TASK BRIEF => Show every line that has the string "JSON" in it.

RECORDS PROVIDED =>
* Start *

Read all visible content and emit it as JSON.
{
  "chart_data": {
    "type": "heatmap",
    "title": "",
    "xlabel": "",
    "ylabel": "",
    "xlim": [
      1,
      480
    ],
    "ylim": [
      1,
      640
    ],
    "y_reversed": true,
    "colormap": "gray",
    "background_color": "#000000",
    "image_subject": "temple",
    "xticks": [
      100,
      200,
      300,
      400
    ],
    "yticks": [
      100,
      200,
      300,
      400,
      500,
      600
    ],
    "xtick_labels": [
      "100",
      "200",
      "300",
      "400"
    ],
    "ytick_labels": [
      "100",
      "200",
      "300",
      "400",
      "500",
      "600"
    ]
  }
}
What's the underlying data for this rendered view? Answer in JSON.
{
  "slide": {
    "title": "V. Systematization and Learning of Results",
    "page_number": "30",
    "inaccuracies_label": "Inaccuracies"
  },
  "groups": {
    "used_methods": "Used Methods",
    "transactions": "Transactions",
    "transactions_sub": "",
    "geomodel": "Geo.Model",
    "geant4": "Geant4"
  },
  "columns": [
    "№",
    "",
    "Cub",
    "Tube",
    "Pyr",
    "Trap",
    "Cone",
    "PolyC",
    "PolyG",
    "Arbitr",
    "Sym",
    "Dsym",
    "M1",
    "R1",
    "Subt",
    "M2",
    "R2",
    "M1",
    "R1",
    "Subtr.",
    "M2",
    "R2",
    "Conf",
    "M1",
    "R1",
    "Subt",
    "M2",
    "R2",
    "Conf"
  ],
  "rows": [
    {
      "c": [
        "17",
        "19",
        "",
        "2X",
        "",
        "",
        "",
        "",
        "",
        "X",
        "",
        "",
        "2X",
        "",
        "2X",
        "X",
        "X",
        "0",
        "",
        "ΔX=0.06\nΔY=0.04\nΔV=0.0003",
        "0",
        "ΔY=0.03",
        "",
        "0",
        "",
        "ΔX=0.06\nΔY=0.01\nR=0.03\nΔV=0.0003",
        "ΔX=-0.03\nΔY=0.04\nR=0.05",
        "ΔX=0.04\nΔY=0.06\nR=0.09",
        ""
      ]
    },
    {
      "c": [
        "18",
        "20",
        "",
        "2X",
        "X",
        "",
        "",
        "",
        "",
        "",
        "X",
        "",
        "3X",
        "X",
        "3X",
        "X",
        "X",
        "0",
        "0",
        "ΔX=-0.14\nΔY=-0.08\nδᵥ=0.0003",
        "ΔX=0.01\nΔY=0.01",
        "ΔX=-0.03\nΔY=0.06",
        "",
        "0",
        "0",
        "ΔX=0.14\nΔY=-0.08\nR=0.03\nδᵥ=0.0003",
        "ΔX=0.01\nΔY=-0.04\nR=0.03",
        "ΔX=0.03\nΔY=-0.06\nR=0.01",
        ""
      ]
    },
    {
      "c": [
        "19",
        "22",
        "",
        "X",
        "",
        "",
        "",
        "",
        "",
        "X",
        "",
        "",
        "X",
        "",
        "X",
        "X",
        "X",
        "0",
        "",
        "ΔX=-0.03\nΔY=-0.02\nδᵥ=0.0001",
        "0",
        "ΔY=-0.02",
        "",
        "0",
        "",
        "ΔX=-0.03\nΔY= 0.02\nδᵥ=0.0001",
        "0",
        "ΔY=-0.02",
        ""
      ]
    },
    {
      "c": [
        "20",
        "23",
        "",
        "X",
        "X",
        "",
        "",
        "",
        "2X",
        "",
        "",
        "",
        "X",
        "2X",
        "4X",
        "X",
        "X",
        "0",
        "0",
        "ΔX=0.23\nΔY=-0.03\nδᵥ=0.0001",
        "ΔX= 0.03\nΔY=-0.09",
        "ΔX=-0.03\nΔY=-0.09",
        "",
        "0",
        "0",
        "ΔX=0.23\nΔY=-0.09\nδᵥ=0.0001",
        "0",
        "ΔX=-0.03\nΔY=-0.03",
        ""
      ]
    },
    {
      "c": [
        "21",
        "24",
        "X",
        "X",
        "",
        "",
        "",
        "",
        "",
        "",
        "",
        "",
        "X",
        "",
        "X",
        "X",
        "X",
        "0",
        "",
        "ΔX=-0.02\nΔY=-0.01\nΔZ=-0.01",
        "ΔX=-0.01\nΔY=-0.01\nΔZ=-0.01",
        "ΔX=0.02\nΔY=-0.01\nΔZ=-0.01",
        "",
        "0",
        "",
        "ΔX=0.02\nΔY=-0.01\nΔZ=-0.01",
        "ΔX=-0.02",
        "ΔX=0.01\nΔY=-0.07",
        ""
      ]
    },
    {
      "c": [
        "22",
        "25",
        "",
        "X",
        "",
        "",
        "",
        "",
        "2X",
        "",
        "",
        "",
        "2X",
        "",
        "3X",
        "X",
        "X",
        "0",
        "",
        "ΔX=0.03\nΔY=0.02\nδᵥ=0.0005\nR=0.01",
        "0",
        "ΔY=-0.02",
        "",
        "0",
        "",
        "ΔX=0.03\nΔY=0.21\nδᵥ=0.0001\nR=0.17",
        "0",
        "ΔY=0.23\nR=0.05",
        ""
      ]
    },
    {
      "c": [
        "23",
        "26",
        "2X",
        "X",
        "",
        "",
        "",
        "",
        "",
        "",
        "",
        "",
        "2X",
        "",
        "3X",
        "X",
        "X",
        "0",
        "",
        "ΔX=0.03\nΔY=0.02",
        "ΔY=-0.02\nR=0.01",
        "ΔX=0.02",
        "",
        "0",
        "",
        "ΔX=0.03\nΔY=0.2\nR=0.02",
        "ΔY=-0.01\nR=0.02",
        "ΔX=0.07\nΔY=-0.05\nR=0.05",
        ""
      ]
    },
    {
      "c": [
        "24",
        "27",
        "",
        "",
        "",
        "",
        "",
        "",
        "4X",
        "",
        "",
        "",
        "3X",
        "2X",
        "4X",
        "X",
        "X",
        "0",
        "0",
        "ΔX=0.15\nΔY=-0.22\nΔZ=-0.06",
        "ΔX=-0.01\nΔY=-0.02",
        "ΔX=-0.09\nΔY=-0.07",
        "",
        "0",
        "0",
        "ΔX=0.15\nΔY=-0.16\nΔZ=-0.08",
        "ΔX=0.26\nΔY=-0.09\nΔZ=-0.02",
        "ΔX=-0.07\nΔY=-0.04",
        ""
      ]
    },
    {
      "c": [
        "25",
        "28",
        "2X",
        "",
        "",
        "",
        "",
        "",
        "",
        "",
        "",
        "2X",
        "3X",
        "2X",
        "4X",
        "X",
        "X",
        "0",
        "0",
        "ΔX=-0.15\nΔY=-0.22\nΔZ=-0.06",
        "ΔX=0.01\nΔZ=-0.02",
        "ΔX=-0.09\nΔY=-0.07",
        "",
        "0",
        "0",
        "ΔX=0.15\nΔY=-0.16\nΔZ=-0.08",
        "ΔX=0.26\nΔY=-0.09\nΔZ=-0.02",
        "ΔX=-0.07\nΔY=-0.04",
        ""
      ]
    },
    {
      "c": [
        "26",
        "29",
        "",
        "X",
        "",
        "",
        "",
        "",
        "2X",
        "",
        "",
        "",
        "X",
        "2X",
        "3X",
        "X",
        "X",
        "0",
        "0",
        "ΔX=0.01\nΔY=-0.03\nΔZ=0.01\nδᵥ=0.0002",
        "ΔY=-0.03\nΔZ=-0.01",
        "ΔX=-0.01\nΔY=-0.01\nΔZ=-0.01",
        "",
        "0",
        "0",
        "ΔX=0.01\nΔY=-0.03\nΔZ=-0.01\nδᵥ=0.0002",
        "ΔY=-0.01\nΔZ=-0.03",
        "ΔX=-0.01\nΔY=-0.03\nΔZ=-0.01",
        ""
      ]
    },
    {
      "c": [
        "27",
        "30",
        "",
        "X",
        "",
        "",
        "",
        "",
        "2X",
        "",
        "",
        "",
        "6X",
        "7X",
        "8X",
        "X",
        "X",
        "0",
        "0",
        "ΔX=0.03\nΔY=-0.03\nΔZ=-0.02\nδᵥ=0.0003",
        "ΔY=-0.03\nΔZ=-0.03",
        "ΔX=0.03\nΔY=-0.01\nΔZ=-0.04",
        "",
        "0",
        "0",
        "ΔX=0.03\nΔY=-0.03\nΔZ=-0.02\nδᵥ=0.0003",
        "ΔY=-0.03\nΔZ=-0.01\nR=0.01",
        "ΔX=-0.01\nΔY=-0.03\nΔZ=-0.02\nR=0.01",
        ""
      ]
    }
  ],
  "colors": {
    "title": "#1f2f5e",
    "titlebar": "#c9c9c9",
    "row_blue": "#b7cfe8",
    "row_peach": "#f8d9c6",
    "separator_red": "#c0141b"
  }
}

* End *

RIGHT ANSWER =>
Read all visible content and emit it as JSON.
What's the underlying data for this rendered view? Answer in JSON.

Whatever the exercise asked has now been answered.